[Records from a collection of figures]
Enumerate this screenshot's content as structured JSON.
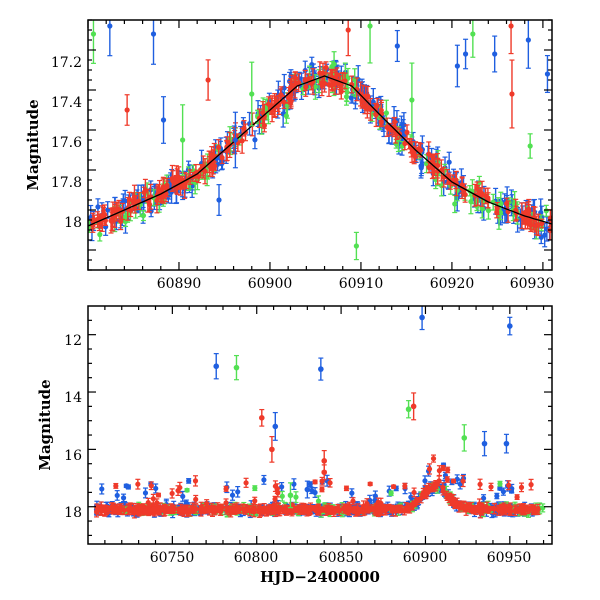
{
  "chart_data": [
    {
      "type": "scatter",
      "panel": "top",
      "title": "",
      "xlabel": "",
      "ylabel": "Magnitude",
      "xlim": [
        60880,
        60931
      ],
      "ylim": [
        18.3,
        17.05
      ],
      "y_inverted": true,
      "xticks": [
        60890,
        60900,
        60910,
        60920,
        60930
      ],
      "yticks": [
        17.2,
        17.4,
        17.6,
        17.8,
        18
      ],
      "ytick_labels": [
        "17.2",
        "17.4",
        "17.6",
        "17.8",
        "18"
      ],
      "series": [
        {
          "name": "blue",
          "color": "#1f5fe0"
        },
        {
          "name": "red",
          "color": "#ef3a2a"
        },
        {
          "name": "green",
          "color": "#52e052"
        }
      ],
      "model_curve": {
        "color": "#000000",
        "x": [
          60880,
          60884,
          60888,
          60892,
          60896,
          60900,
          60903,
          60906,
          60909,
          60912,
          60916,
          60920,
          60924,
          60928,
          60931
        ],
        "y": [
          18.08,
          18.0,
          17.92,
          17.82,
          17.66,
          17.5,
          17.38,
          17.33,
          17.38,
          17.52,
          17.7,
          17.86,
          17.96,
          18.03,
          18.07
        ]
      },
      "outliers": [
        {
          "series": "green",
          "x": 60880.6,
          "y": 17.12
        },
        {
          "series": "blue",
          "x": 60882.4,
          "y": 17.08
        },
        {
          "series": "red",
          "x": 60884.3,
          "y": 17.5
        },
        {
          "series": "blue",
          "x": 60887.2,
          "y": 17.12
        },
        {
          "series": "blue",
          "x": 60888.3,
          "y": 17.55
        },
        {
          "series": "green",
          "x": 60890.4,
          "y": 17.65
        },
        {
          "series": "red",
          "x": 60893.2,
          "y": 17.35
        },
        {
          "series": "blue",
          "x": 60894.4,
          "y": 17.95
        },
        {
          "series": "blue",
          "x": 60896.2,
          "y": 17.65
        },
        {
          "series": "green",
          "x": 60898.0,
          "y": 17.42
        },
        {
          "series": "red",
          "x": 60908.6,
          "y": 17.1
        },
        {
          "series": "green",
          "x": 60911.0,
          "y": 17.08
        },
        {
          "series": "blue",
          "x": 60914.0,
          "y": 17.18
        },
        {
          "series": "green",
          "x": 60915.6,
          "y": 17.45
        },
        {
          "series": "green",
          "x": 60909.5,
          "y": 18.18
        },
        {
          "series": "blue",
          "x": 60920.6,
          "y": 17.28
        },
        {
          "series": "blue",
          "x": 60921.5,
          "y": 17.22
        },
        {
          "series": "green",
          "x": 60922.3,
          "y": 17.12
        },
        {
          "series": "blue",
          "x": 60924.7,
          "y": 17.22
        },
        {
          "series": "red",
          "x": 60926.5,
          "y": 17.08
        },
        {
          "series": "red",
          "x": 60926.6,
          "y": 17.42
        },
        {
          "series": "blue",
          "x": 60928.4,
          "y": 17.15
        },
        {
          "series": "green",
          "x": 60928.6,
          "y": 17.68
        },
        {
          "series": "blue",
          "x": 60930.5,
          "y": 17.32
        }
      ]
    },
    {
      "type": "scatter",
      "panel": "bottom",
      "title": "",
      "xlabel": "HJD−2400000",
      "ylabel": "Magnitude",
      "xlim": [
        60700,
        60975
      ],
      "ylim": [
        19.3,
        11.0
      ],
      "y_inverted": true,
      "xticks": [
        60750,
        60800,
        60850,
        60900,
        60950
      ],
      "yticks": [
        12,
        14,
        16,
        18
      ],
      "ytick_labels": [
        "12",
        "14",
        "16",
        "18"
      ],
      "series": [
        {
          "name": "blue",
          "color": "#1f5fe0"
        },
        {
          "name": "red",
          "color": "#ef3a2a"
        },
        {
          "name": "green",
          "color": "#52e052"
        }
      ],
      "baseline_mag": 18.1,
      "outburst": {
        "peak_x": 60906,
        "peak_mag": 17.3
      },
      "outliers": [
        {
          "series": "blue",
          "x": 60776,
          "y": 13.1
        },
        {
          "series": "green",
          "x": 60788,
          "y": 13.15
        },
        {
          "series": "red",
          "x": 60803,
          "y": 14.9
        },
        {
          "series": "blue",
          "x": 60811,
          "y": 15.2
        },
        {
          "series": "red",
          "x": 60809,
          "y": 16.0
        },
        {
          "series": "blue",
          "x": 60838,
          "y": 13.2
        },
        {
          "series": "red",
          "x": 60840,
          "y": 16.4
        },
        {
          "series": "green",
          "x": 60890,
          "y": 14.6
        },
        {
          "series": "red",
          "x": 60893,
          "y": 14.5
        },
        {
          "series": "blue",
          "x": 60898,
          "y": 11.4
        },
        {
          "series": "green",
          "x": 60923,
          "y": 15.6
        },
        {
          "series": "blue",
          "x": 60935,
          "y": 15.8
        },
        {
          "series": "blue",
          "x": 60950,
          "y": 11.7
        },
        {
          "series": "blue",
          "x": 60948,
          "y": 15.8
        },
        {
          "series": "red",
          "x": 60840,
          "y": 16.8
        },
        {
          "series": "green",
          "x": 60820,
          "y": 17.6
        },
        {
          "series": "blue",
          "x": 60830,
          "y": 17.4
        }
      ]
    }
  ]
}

▸ **Your task**: Restate each entry word for word, leaving out any pictures.

▸ **Answer to the problem**:
Enumerate this screenshot's content as structured JSON.
{
  "chart_data": [
    {
      "type": "scatter",
      "panel": "top",
      "title": "",
      "xlabel": "",
      "ylabel": "Magnitude",
      "xlim": [
        60880,
        60931
      ],
      "ylim": [
        18.3,
        17.05
      ],
      "y_inverted": true,
      "xticks": [
        60890,
        60900,
        60910,
        60920,
        60930
      ],
      "yticks": [
        17.2,
        17.4,
        17.6,
        17.8,
        18
      ],
      "ytick_labels": [
        "17.2",
        "17.4",
        "17.6",
        "17.8",
        "18"
      ],
      "series": [
        {
          "name": "blue",
          "color": "#1f5fe0"
        },
        {
          "name": "red",
          "color": "#ef3a2a"
        },
        {
          "name": "green",
          "color": "#52e052"
        }
      ],
      "model_curve": {
        "color": "#000000",
        "x": [
          60880,
          60884,
          60888,
          60892,
          60896,
          60900,
          60903,
          60906,
          60909,
          60912,
          60916,
          60920,
          60924,
          60928,
          60931
        ],
        "y": [
          18.08,
          18.0,
          17.92,
          17.82,
          17.66,
          17.5,
          17.38,
          17.33,
          17.38,
          17.52,
          17.7,
          17.86,
          17.96,
          18.03,
          18.07
        ]
      },
      "outliers": [
        {
          "series": "green",
          "x": 60880.6,
          "y": 17.12
        },
        {
          "series": "blue",
          "x": 60882.4,
          "y": 17.08
        },
        {
          "series": "red",
          "x": 60884.3,
          "y": 17.5
        },
        {
          "series": "blue",
          "x": 60887.2,
          "y": 17.12
        },
        {
          "series": "blue",
          "x": 60888.3,
          "y": 17.55
        },
        {
          "series": "green",
          "x": 60890.4,
          "y": 17.65
        },
        {
          "series": "red",
          "x": 60893.2,
          "y": 17.35
        },
        {
          "series": "blue",
          "x": 60894.4,
          "y": 17.95
        },
        {
          "series": "blue",
          "x": 60896.2,
          "y": 17.65
        },
        {
          "series": "green",
          "x": 60898.0,
          "y": 17.42
        },
        {
          "series": "red",
          "x": 60908.6,
          "y": 17.1
        },
        {
          "series": "green",
          "x": 60911.0,
          "y": 17.08
        },
        {
          "series": "blue",
          "x": 60914.0,
          "y": 17.18
        },
        {
          "series": "green",
          "x": 60915.6,
          "y": 17.45
        },
        {
          "series": "green",
          "x": 60909.5,
          "y": 18.18
        },
        {
          "series": "blue",
          "x": 60920.6,
          "y": 17.28
        },
        {
          "series": "blue",
          "x": 60921.5,
          "y": 17.22
        },
        {
          "series": "green",
          "x": 60922.3,
          "y": 17.12
        },
        {
          "series": "blue",
          "x": 60924.7,
          "y": 17.22
        },
        {
          "series": "red",
          "x": 60926.5,
          "y": 17.08
        },
        {
          "series": "red",
          "x": 60926.6,
          "y": 17.42
        },
        {
          "series": "blue",
          "x": 60928.4,
          "y": 17.15
        },
        {
          "series": "green",
          "x": 60928.6,
          "y": 17.68
        },
        {
          "series": "blue",
          "x": 60930.5,
          "y": 17.32
        }
      ]
    },
    {
      "type": "scatter",
      "panel": "bottom",
      "title": "",
      "xlabel": "HJD−2400000",
      "ylabel": "Magnitude",
      "xlim": [
        60700,
        60975
      ],
      "ylim": [
        19.3,
        11.0
      ],
      "y_inverted": true,
      "xticks": [
        60750,
        60800,
        60850,
        60900,
        60950
      ],
      "yticks": [
        12,
        14,
        16,
        18
      ],
      "ytick_labels": [
        "12",
        "14",
        "16",
        "18"
      ],
      "series": [
        {
          "name": "blue",
          "color": "#1f5fe0"
        },
        {
          "name": "red",
          "color": "#ef3a2a"
        },
        {
          "name": "green",
          "color": "#52e052"
        }
      ],
      "baseline_mag": 18.1,
      "outburst": {
        "peak_x": 60906,
        "peak_mag": 17.3
      },
      "outliers": [
        {
          "series": "blue",
          "x": 60776,
          "y": 13.1
        },
        {
          "series": "green",
          "x": 60788,
          "y": 13.15
        },
        {
          "series": "red",
          "x": 60803,
          "y": 14.9
        },
        {
          "series": "blue",
          "x": 60811,
          "y": 15.2
        },
        {
          "series": "red",
          "x": 60809,
          "y": 16.0
        },
        {
          "series": "blue",
          "x": 60838,
          "y": 13.2
        },
        {
          "series": "red",
          "x": 60840,
          "y": 16.4
        },
        {
          "series": "green",
          "x": 60890,
          "y": 14.6
        },
        {
          "series": "red",
          "x": 60893,
          "y": 14.5
        },
        {
          "series": "blue",
          "x": 60898,
          "y": 11.4
        },
        {
          "series": "green",
          "x": 60923,
          "y": 15.6
        },
        {
          "series": "blue",
          "x": 60935,
          "y": 15.8
        },
        {
          "series": "blue",
          "x": 60950,
          "y": 11.7
        },
        {
          "series": "blue",
          "x": 60948,
          "y": 15.8
        },
        {
          "series": "red",
          "x": 60840,
          "y": 16.8
        },
        {
          "series": "green",
          "x": 60820,
          "y": 17.6
        },
        {
          "series": "blue",
          "x": 60830,
          "y": 17.4
        }
      ]
    }
  ]
}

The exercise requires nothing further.